====== DATA SHOWN

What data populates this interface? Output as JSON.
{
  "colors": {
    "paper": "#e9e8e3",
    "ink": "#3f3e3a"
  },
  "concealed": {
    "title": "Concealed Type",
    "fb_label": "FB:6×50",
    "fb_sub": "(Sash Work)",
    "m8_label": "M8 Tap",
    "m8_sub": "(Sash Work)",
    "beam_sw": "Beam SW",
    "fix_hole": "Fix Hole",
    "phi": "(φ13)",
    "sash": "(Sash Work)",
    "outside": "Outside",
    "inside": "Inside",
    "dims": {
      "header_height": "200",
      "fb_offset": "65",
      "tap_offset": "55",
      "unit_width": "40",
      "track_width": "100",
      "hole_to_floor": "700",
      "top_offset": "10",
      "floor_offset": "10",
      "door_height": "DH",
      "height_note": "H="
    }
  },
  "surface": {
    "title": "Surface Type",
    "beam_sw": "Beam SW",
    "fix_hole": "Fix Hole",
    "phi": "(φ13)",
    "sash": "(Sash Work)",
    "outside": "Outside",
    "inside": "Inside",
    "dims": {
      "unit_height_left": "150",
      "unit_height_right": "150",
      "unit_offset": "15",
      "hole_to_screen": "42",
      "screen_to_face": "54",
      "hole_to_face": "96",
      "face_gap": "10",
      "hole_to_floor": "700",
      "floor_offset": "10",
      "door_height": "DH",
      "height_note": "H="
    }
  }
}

============

# DIRECTION
Take the records above and return them exactly as written.

# IN RESPONSE
What data populates this interface? Output as JSON.
{
  "colors": {
    "paper": "#e9e8e3",
    "ink": "#3f3e3a"
  },
  "concealed": {
    "title": "Concealed Type",
    "fb_label": "FB:6×50",
    "fb_sub": "(Sash Work)",
    "m8_label": "M8 Tap",
    "m8_sub": "(Sash Work)",
    "beam_sw": "Beam SW",
    "fix_hole": "Fix Hole",
    "phi": "(φ13)",
    "sash": "(Sash Work)",
    "outside": "Outside",
    "inside": "Inside",
    "dims": {
      "header_height": "200",
      "fb_offset": "65",
      "tap_offset": "55",
      "unit_width": "40",
      "track_width": "100",
      "hole_to_floor": "700",
      "top_offset": "10",
      "floor_offset": "10",
      "door_height": "DH",
      "height_note": "H="
    }
  },
  "surface": {
    "title": "Surface Type",
    "beam_sw": "Beam SW",
    "fix_hole": "Fix Hole",
    "phi": "(φ13)",
    "sash": "(Sash Work)",
    "outside": "Outside",
    "inside": "Inside",
    "dims": {
      "unit_height_left": "150",
      "unit_height_right": "150",
      "unit_offset": "15",
      "hole_to_screen": "42",
      "screen_to_face": "54",
      "hole_to_face": "96",
      "face_gap": "10",
      "hole_to_floor": "700",
      "floor_offset": "10",
      "door_height": "DH",
      "height_note": "H="
    }
  }
}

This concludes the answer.